AIM: For every line in the data below that contains "name", copy the line.

ENTRIES SUPPLIED:
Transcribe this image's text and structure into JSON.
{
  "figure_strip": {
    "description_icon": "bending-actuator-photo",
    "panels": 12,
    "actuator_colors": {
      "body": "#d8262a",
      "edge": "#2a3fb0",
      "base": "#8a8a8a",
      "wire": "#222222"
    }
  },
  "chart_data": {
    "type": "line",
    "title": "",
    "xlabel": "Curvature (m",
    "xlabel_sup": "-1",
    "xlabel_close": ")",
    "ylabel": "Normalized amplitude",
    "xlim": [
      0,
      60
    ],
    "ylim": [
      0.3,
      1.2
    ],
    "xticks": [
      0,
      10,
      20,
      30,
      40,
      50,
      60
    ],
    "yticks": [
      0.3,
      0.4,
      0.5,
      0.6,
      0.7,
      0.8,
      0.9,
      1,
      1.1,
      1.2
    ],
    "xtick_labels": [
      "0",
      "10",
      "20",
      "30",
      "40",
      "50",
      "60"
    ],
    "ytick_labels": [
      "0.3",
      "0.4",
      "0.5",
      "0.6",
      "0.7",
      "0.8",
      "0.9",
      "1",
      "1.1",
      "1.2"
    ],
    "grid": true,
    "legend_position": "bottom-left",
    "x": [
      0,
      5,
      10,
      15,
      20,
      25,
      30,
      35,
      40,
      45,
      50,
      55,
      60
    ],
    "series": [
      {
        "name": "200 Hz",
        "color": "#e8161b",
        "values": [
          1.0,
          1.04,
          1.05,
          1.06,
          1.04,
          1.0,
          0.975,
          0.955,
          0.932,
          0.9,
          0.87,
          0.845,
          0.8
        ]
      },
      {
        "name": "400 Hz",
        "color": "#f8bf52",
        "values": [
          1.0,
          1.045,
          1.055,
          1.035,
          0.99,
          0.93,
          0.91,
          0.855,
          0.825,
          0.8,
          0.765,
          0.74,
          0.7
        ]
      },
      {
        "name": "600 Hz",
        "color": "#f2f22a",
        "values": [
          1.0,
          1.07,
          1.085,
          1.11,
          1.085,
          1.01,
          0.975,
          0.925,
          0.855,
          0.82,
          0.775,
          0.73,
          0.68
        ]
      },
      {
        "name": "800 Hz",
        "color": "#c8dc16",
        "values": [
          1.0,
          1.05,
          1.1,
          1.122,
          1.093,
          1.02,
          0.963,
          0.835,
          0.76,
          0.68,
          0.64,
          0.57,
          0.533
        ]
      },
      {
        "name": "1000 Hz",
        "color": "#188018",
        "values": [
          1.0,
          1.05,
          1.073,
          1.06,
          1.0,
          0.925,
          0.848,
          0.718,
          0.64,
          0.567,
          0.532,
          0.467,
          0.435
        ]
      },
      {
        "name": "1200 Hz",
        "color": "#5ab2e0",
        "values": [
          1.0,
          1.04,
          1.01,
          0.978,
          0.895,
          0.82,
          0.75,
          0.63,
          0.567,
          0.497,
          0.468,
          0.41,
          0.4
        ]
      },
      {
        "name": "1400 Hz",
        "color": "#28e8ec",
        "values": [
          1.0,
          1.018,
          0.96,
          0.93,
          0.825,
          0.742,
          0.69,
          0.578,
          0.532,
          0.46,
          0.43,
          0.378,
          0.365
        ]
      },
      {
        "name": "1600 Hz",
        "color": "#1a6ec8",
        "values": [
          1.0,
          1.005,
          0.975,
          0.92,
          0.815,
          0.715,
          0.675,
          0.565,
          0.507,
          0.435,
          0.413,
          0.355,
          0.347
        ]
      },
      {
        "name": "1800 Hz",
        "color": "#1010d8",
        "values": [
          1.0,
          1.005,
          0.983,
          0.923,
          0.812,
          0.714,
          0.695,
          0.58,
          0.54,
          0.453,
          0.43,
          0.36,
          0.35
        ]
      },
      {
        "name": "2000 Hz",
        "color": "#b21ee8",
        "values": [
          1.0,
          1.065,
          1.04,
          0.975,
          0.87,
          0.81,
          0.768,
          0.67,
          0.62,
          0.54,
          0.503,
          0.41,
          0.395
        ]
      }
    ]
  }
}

EXPECTED ANSWER:
        "name": "200 Hz",
        "name": "400 Hz",
        "name": "600 Hz",
        "name": "800 Hz",
        "name": "1000 Hz",
        "name": "1200 Hz",
        "name": "1400 Hz",
        "name": "1600 Hz",
        "name": "1800 Hz",
        "name": "2000 Hz",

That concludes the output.